> **What needs to be done**: Give a verbatim quotation of every record.

> **Data to use**:
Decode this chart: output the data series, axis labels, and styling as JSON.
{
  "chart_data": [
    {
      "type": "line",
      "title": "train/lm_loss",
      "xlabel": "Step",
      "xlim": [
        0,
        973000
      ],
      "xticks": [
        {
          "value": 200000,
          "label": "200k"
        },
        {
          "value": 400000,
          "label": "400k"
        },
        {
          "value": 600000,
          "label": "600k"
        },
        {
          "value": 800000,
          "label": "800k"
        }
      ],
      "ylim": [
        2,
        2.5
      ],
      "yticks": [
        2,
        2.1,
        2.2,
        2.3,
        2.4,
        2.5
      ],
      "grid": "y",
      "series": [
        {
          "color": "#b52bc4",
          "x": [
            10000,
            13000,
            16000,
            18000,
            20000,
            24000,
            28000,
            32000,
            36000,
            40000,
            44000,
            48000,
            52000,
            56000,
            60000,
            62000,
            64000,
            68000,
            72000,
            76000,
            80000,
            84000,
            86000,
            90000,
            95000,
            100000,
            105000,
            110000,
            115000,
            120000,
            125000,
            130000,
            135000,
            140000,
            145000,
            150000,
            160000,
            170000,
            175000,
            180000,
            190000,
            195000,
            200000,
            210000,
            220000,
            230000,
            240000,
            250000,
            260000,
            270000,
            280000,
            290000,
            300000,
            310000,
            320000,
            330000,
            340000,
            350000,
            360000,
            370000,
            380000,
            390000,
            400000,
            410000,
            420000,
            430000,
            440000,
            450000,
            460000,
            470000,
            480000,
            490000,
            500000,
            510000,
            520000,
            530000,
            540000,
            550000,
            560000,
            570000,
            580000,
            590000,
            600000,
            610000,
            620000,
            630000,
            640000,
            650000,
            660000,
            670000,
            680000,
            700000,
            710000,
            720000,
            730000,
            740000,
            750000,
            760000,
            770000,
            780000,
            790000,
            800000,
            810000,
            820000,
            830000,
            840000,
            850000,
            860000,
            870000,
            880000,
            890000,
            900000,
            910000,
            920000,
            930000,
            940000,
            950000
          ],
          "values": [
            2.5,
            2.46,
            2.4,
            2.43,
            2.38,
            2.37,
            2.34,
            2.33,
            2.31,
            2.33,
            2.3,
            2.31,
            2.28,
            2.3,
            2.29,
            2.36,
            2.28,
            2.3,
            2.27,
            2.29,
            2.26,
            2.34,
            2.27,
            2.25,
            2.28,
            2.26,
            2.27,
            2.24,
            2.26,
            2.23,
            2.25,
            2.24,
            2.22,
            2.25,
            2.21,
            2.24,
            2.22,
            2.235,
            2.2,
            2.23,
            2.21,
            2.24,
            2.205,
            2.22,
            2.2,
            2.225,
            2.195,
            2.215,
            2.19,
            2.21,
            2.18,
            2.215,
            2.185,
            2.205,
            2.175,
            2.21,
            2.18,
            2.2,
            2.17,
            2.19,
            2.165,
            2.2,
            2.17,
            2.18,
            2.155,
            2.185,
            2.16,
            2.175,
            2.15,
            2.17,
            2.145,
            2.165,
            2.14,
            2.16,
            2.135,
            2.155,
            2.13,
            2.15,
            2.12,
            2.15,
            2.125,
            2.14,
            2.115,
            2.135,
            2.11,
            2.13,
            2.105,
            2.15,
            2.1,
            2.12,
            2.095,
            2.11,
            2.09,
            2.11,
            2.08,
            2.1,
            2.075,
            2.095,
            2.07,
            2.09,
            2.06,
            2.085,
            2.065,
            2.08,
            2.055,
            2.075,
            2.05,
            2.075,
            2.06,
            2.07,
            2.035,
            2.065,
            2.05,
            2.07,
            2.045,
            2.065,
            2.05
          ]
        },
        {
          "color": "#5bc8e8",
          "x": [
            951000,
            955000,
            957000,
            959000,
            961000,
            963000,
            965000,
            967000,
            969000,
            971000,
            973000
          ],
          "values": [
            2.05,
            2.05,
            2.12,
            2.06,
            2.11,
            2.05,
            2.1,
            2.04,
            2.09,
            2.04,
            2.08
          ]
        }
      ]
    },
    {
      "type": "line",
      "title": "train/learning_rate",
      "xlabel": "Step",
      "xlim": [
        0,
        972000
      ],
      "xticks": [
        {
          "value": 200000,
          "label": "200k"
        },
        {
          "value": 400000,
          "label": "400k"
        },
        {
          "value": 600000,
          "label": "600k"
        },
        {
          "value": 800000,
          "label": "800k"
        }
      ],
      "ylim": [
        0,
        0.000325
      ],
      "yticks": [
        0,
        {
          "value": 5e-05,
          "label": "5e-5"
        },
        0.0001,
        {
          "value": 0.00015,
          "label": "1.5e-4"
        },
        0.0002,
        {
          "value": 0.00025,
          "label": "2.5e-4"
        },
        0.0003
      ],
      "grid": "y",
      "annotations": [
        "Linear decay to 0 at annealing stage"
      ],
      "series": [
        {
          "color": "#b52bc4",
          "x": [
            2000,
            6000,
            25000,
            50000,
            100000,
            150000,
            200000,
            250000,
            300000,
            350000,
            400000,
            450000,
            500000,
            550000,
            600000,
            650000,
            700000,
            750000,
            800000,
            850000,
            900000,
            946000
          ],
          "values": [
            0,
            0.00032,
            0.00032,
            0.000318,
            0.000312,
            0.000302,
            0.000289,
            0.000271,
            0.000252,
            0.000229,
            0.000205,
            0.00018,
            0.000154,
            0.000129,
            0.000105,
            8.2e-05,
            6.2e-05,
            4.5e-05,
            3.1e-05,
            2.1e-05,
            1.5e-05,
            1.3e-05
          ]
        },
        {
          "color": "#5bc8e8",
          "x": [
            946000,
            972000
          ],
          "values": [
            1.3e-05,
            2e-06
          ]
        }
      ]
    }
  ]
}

> **The completed task**:
Decode this chart: output the data series, axis labels, and styling as JSON.
{
  "chart_data": [
    {
      "type": "line",
      "title": "train/lm_loss",
      "xlabel": "Step",
      "xlim": [
        0,
        973000
      ],
      "xticks": [
        {
          "value": 200000,
          "label": "200k"
        },
        {
          "value": 400000,
          "label": "400k"
        },
        {
          "value": 600000,
          "label": "600k"
        },
        {
          "value": 800000,
          "label": "800k"
        }
      ],
      "ylim": [
        2,
        2.5
      ],
      "yticks": [
        2,
        2.1,
        2.2,
        2.3,
        2.4,
        2.5
      ],
      "grid": "y",
      "series": [
        {
          "color": "#b52bc4",
          "x": [
            10000,
            13000,
            16000,
            18000,
            20000,
            24000,
            28000,
            32000,
            36000,
            40000,
            44000,
            48000,
            52000,
            56000,
            60000,
            62000,
            64000,
            68000,
            72000,
            76000,
            80000,
            84000,
            86000,
            90000,
            95000,
            100000,
            105000,
            110000,
            115000,
            120000,
            125000,
            130000,
            135000,
            140000,
            145000,
            150000,
            160000,
            170000,
            175000,
            180000,
            190000,
            195000,
            200000,
            210000,
            220000,
            230000,
            240000,
            250000,
            260000,
            270000,
            280000,
            290000,
            300000,
            310000,
            320000,
            330000,
            340000,
            350000,
            360000,
            370000,
            380000,
            390000,
            400000,
            410000,
            420000,
            430000,
            440000,
            450000,
            460000,
            470000,
            480000,
            490000,
            500000,
            510000,
            520000,
            530000,
            540000,
            550000,
            560000,
            570000,
            580000,
            590000,
            600000,
            610000,
            620000,
            630000,
            640000,
            650000,
            660000,
            670000,
            680000,
            700000,
            710000,
            720000,
            730000,
            740000,
            750000,
            760000,
            770000,
            780000,
            790000,
            800000,
            810000,
            820000,
            830000,
            840000,
            850000,
            860000,
            870000,
            880000,
            890000,
            900000,
            910000,
            920000,
            930000,
            940000,
            950000
          ],
          "values": [
            2.5,
            2.46,
            2.4,
            2.43,
            2.38,
            2.37,
            2.34,
            2.33,
            2.31,
            2.33,
            2.3,
            2.31,
            2.28,
            2.3,
            2.29,
            2.36,
            2.28,
            2.3,
            2.27,
            2.29,
            2.26,
            2.34,
            2.27,
            2.25,
            2.28,
            2.26,
            2.27,
            2.24,
            2.26,
            2.23,
            2.25,
            2.24,
            2.22,
            2.25,
            2.21,
            2.24,
            2.22,
            2.235,
            2.2,
            2.23,
            2.21,
            2.24,
            2.205,
            2.22,
            2.2,
            2.225,
            2.195,
            2.215,
            2.19,
            2.21,
            2.18,
            2.215,
            2.185,
            2.205,
            2.175,
            2.21,
            2.18,
            2.2,
            2.17,
            2.19,
            2.165,
            2.2,
            2.17,
            2.18,
            2.155,
            2.185,
            2.16,
            2.175,
            2.15,
            2.17,
            2.145,
            2.165,
            2.14,
            2.16,
            2.135,
            2.155,
            2.13,
            2.15,
            2.12,
            2.15,
            2.125,
            2.14,
            2.115,
            2.135,
            2.11,
            2.13,
            2.105,
            2.15,
            2.1,
            2.12,
            2.095,
            2.11,
            2.09,
            2.11,
            2.08,
            2.1,
            2.075,
            2.095,
            2.07,
            2.09,
            2.06,
            2.085,
            2.065,
            2.08,
            2.055,
            2.075,
            2.05,
            2.075,
            2.06,
            2.07,
            2.035,
            2.065,
            2.05,
            2.07,
            2.045,
            2.065,
            2.05
          ]
        },
        {
          "color": "#5bc8e8",
          "x": [
            951000,
            955000,
            957000,
            959000,
            961000,
            963000,
            965000,
            967000,
            969000,
            971000,
            973000
          ],
          "values": [
            2.05,
            2.05,
            2.12,
            2.06,
            2.11,
            2.05,
            2.1,
            2.04,
            2.09,
            2.04,
            2.08
          ]
        }
      ]
    },
    {
      "type": "line",
      "title": "train/learning_rate",
      "xlabel": "Step",
      "xlim": [
        0,
        972000
      ],
      "xticks": [
        {
          "value": 200000,
          "label": "200k"
        },
        {
          "value": 400000,
          "label": "400k"
        },
        {
          "value": 600000,
          "label": "600k"
        },
        {
          "value": 800000,
          "label": "800k"
        }
      ],
      "ylim": [
        0,
        0.000325
      ],
      "yticks": [
        0,
        {
          "value": 5e-05,
          "label": "5e-5"
        },
        0.0001,
        {
          "value": 0.00015,
          "label": "1.5e-4"
        },
        0.0002,
        {
          "value": 0.00025,
          "label": "2.5e-4"
        },
        0.0003
      ],
      "grid": "y",
      "annotations": [
        "Linear decay to 0 at annealing stage"
      ],
      "series": [
        {
          "color": "#b52bc4",
          "x": [
            2000,
            6000,
            25000,
            50000,
            100000,
            150000,
            200000,
            250000,
            300000,
            350000,
            400000,
            450000,
            500000,
            550000,
            600000,
            650000,
            700000,
            750000,
            800000,
            850000,
            900000,
            946000
          ],
          "values": [
            0,
            0.00032,
            0.00032,
            0.000318,
            0.000312,
            0.000302,
            0.000289,
            0.000271,
            0.000252,
            0.000229,
            0.000205,
            0.00018,
            0.000154,
            0.000129,
            0.000105,
            8.2e-05,
            6.2e-05,
            4.5e-05,
            3.1e-05,
            2.1e-05,
            1.5e-05,
            1.3e-05
          ]
        },
        {
          "color": "#5bc8e8",
          "x": [
            946000,
            972000
          ],
          "values": [
            1.3e-05,
            2e-06
          ]
        }
      ]
    }
  ]
}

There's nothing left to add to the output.